### Extrait du texte
▽
Pour l’opinion commune la liberté consiste à faire ce qui nous plaît. Aussi conduit-elle à se plaindre car c’est impossible. Ce serait l’anarchie, comprenons le chaos social. Et puis les choses ne se plient pas à nos désirs. Mais comment penser qu’on pourrait être libre en étant balloté par des plaisirs, des désirs différents dont l’origine nous échappe ?
La liberté s’entend aussi du statut du citoyen par opposition à l’esclave. Elle s’entend aussi de la capacité du sujet à agir par lui-même. Elle paraît requise pour qualifier le sujet de responsable de ses actes. C’est sa signification morale.
Ces sens multiples rendent la notion obscure. Cette équivocité a même conduit Paul Valéry (1871-1945) à la contester dans ses « Fluctuations sur la liberté » (in Regards sur le monde actuel et autres essais, 1945).
La liberté est-elle une qualité inhérente au sujet qui le rend apte à agir moralement ou bien est-elle un phénomène essentiellement politique ?
Pour que l’individu puisse être tenu pour responsable, il faut qu’il soit la source de ses actions. C’est le sens de la conception qui distingue les actions volontaires, celles que nous faisons de notre plein gré et des actions involontaires ou contraintes (Aristote, Éthique à Nicomaque). Mais agir volontairement, ce n’est pas encore agir librement. Il faut que le sujet choisisse quels que soient ses désirs, ses habitudes, etc. Telle est la notion de libre arbitre qu’après les philosophies hellénistiques, épicurisme, stoïcisme, la réflexion chrétienne a développée. Pour comprendre que l’homme ait pu pécher, il fallait bien qu’il choisît sans être contraint par quoi que ce soit et que sa nature prélapsaire soit exempte de toute trace de tendance à pécher comme le soutient Augustin dans la Cité de Dieu. Mais, abstraction faite de la foi, comment démontrer le libre arbitre ?
△
### Données fournies
▽
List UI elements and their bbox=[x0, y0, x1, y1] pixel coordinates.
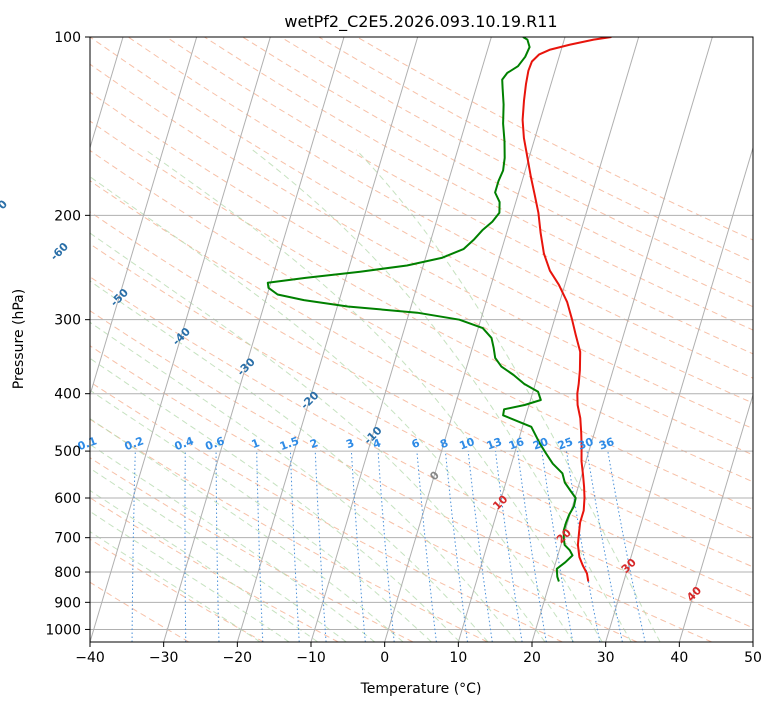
△
### Exercice écrit 1
Réécrivez tout ce qui va de « Pour l’opinion commune » jusqu'à « autres essais, 1945). » dans le texte sur la liberté, en mettant « désordre social » à la place de « chaos social ».
### Exercice écrit 2
Résumez le texte sur la liberté en deux phrases.

### Réponse complète 1
Pour l’opinion commune la liberté consiste à faire ce qui nous plaît. Aussi conduit-elle à se plaindre car c’est impossible. Ce serait l’anarchie, comprenons le désordre social. Et puis les choses ne se plient pas à nos désirs. Mais comment penser qu’on pourrait être libre en étant balloté par des plaisirs, des désirs différents dont l’origine nous échappe ?
La liberté s’entend aussi du statut du citoyen par opposition à l’esclave. Elle s’entend aussi de la capacité du sujet à agir par lui-même. Elle paraît requise pour qualifier le sujet de responsable de ses actes. C’est sa signification morale.
Ces sens multiples rendent la notion obscure. Cette équivocité a même conduit Paul Valéry (1871-1945) à la contester dans ses « Fluctuations sur la liberté » (in Regards sur le monde actuel et autres essais, 1945).

### Réponse complète 2
La liberté, que l'opinion commune ramène à faire ce qui nous plaît, s'entend aussi du statut du citoyen opposé à l'esclave et de la capacité du sujet à agir par lui-même, qui le rend responsable de ses actes, et ces sens multiples rendent la notion obscure. Pour être tenu pour responsable, l'individu doit être la source de ses actions, mais agir volontairement n'est pas encore agir librement : il faut le libre arbitre, développé par la réflexion chrétienne, et le texte se demande comment le démontrer abstraction faite de la foi.